| ASSIGNMENT |
Give back each entry unchanged, minus pictures.

| INFORMATION |
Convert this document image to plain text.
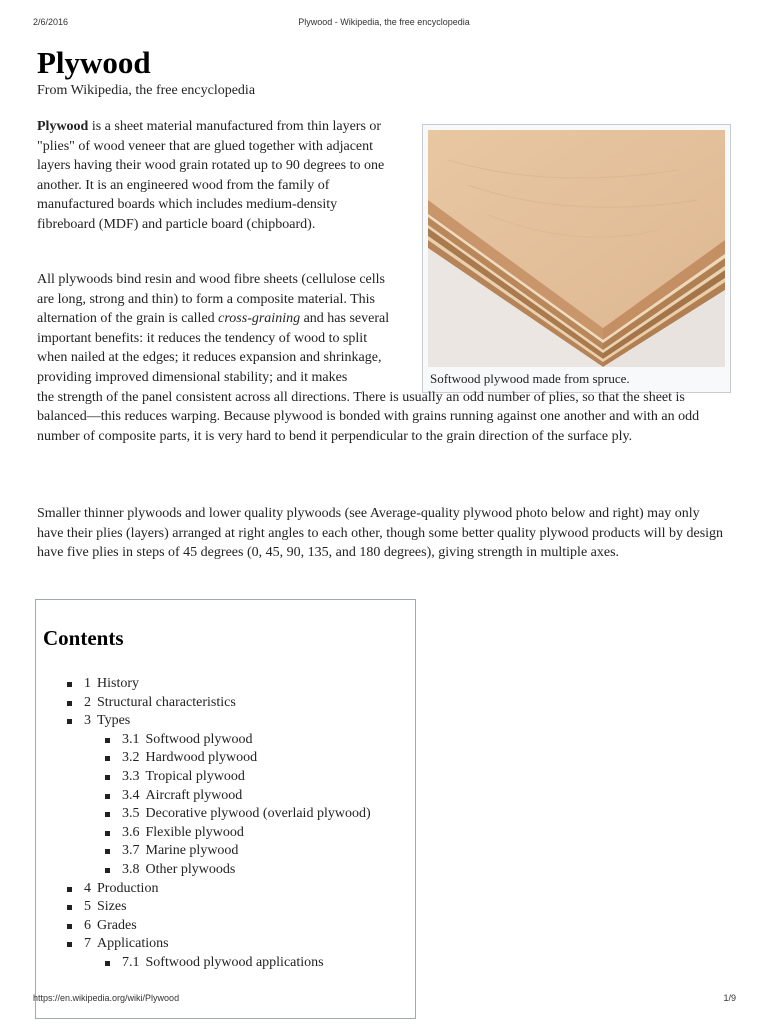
2/6/2016	Plywood - Wikipedia, the free encyclopedia
Plywood
From Wikipedia, the free encyclopedia

Plywood is a sheet material manufactured from thin layers or "plies" of wood veneer that are glued together with adjacent layers having their wood grain rotated up to 90 degrees to one another. It is an engineered wood from the family of manufactured boards which includes medium-density fibreboard (MDF) and particle board (chipboard).

Softwood plywood made from spruce.

All plywoods bind resin and wood fibre sheets (cellulose cells are long, strong and thin) to form a composite material. This alternation of the grain is called cross-graining and has several important benefits: it reduces the tendency of wood to split when nailed at the edges; it reduces expansion and shrinkage, providing improved dimensional stability; and it makes
the strength of the panel consistent across all directions. There is usually an odd number of plies, so that the sheet is balanced—this reduces warping. Because plywood is bonded with grains running against one another and with an odd number of composite parts, it is very hard to bend it perpendicular to the grain direction of the surface ply.

Smaller thinner plywoods and lower quality plywoods (see Average-quality plywood photo below and right) may only have their plies (layers) arranged at right angles to each other, though some better quality plywood products will by design have five plies in steps of 45 degrees (0, 45, 90, 135, and 180 degrees), giving strength in multiple axes.

Contents
1 History
2 Structural characteristics
3 Types
3.1 Softwood plywood
3.2 Hardwood plywood
3.3 Tropical plywood
3.4 Aircraft plywood
3.5 Decorative plywood (overlaid plywood)
3.6 Flexible plywood
3.7 Marine plywood
3.8 Other plywoods
4 Production
5 Sizes
6 Grades
7 Applications
7.1 Softwood plywood applications
https://en.wikipedia.org/wiki/Plywood	1/9
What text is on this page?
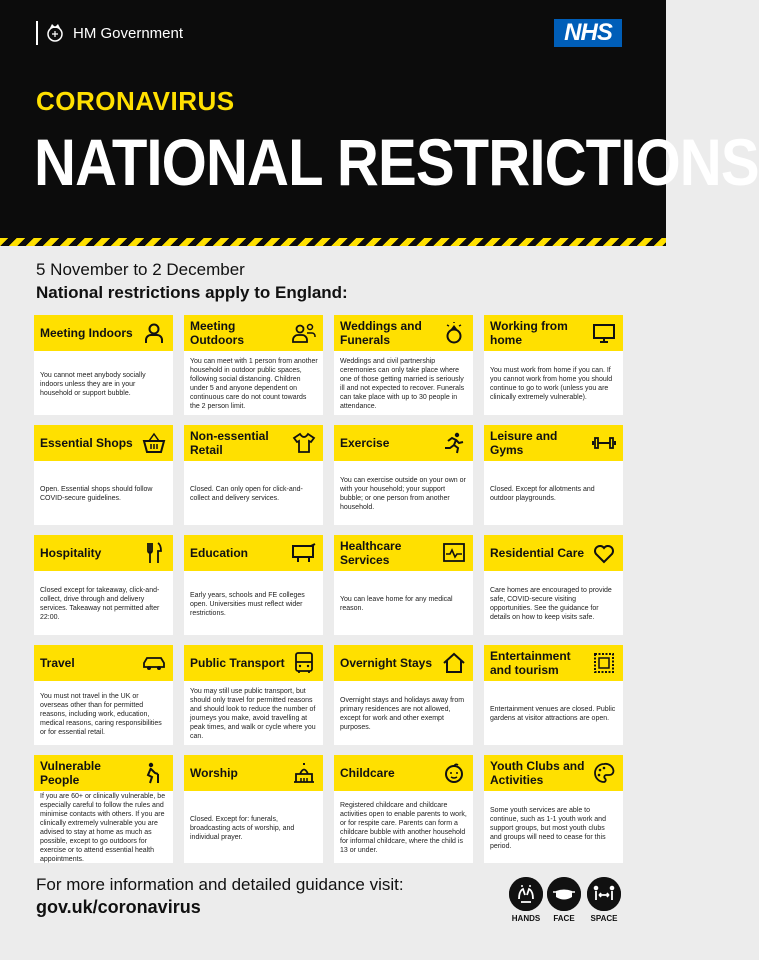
HM Government	NHS
CORONAVIRUS
NATIONAL RESTRICTIONS
5 November to 2 December
National restrictions apply to England:
Meeting Indoors
You cannot meet anybody socially indoors unless they are in your household or support bubble.
Meeting Outdoors
You can meet with 1 person from another household in outdoor public spaces, following social distancing. Children under 5 and anyone dependent on continuous care do not count towards the 2 person limit.
Weddings and Funerals
Weddings and civil partnership ceremonies can only take place where one of those getting married is seriously ill and not expected to recover. Funerals can take place with up to 30 people in attendance.
Working from home
You must work from home if you can. If you cannot work from home you should continue to go to work (unless you are clinically extremely vulnerable).
Essential Shops
Open. Essential shops should follow COVID-secure guidelines.
Non-essential Retail
Closed. Can only open for click-and-collect and delivery services.
Exercise
You can exercise outside on your own or with your household; your support bubble; or one person from another household.
Leisure and Gyms
Closed. Except for allotments and outdoor playgrounds.
Hospitality
Closed except for takeaway, click-and-collect, drive through and delivery services. Takeaway not permitted after 22:00.
Education
Early years, schools and FE colleges open. Universities must reflect wider restrictions.
Healthcare Services
You can leave home for any medical reason.
Residential Care
Care homes are encouraged to provide safe, COVID-secure visiting opportunities. See the guidance for details on how to keep visits safe.
Travel
You must not travel in the UK or overseas other than for permitted reasons, including work, education, medical reasons, caring responsibilities or for essential retail.
Public Transport
You may still use public transport, but should only travel for permitted reasons and should look to reduce the number of journeys you make, avoid travelling at peak times, and walk or cycle where you can.
Overnight Stays
Overnight stays and holidays away from primary residences are not allowed, except for work and other exempt purposes.
Entertainment and tourism
Entertainment venues are closed. Public gardens at visitor attractions are open.
Vulnerable People
If you are 60+ or clinically vulnerable, be especially careful to follow the rules and minimise contacts with others. If you are clinically extremely vulnerable you are advised to stay at home as much as possible, except to go outdoors for exercise or to attend essential health appointments.
Worship
Closed. Except for: funerals, broadcasting acts of worship, and individual prayer.
Childcare
Registered childcare and childcare activities open to enable parents to work, or for respite care. Parents can form a childcare bubble with another household for informal childcare, where the child is 13 or under.
Youth Clubs and Activities
Some youth services are able to continue, such as 1-1 youth work and support groups, but most youth clubs and groups will need to cease for this period.
For more information and detailed guidance visit:
gov.uk/coronavirus
HANDS	FACE	SPACE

| TASK SOLUTION |
Convert this document image to plain text.
2/6/2016	Plywood - Wikipedia, the free encyclopedia
Plywood
From Wikipedia, the free encyclopedia

Plywood is a sheet material manufactured from thin layers or "plies" of wood veneer that are glued together with adjacent layers having their wood grain rotated up to 90 degrees to one another. It is an engineered wood from the family of manufactured boards which includes medium-density fibreboard (MDF) and particle board (chipboard).

Softwood plywood made from spruce.

All plywoods bind resin and wood fibre sheets (cellulose cells are long, strong and thin) to form a composite material. This alternation of the grain is called cross-graining and has several important benefits: it reduces the tendency of wood to split when nailed at the edges; it reduces expansion and shrinkage, providing improved dimensional stability; and it makes
the strength of the panel consistent across all directions. There is usually an odd number of plies, so that the sheet is balanced—this reduces warping. Because plywood is bonded with grains running against one another and with an odd number of composite parts, it is very hard to bend it perpendicular to the grain direction of the surface ply.

Smaller thinner plywoods and lower quality plywoods (see Average-quality plywood photo below and right) may only have their plies (layers) arranged at right angles to each other, though some better quality plywood products will by design have five plies in steps of 45 degrees (0, 45, 90, 135, and 180 degrees), giving strength in multiple axes.

Contents
1 History
2 Structural characteristics
3 Types
3.1 Softwood plywood
3.2 Hardwood plywood
3.3 Tropical plywood
3.4 Aircraft plywood
3.5 Decorative plywood (overlaid plywood)
3.6 Flexible plywood
3.7 Marine plywood
3.8 Other plywoods
4 Production
5 Sizes
6 Grades
7 Applications
7.1 Softwood plywood applications
https://en.wikipedia.org/wiki/Plywood	1/9
What text is on this page?
HM Government	NHS
CORONAVIRUS
NATIONAL RESTRICTIONS
5 November to 2 December
National restrictions apply to England:
Meeting Indoors
You cannot meet anybody socially indoors unless they are in your household or support bubble.
Meeting Outdoors
You can meet with 1 person from another household in outdoor public spaces, following social distancing. Children under 5 and anyone dependent on continuous care do not count towards the 2 person limit.
Weddings and Funerals
Weddings and civil partnership ceremonies can only take place where one of those getting married is seriously ill and not expected to recover. Funerals can take place with up to 30 people in attendance.
Working from home
You must work from home if you can. If you cannot work from home you should continue to go to work (unless you are clinically extremely vulnerable).
Essential Shops
Open. Essential shops should follow COVID-secure guidelines.
Non-essential Retail
Closed. Can only open for click-and-collect and delivery services.
Exercise
You can exercise outside on your own or with your household; your support bubble; or one person from another household.
Leisure and Gyms
Closed. Except for allotments and outdoor playgrounds.
Hospitality
Closed except for takeaway, click-and-collect, drive through and delivery services. Takeaway not permitted after 22:00.
Education
Early years, schools and FE colleges open. Universities must reflect wider restrictions.
Healthcare Services
You can leave home for any medical reason.
Residential Care
Care homes are encouraged to provide safe, COVID-secure visiting opportunities. See the guidance for details on how to keep visits safe.
Travel
You must not travel in the UK or overseas other than for permitted reasons, including work, education, medical reasons, caring responsibilities or for essential retail.
Public Transport
You may still use public transport, but should only travel for permitted reasons and should look to reduce the number of journeys you make, avoid travelling at peak times, and walk or cycle where you can.
Overnight Stays
Overnight stays and holidays away from primary residences are not allowed, except for work and other exempt purposes.
Entertainment and tourism
Entertainment venues are closed. Public gardens at visitor attractions are open.
Vulnerable People
If you are 60+ or clinically vulnerable, be especially careful to follow the rules and minimise contacts with others. If you are clinically extremely vulnerable you are advised to stay at home as much as possible, except to go outdoors for exercise or to attend essential health appointments.
Worship
Closed. Except for: funerals, broadcasting acts of worship, and individual prayer.
Childcare
Registered childcare and childcare activities open to enable parents to work, or for respite care. Parents can form a childcare bubble with another household for informal childcare, where the child is 13 or under.
Youth Clubs and Activities
Some youth services are able to continue, such as 1-1 youth work and support groups, but most youth clubs and groups will need to cease for this period.
For more information and detailed guidance visit:
gov.uk/coronavirus
HANDS	FACE	SPACE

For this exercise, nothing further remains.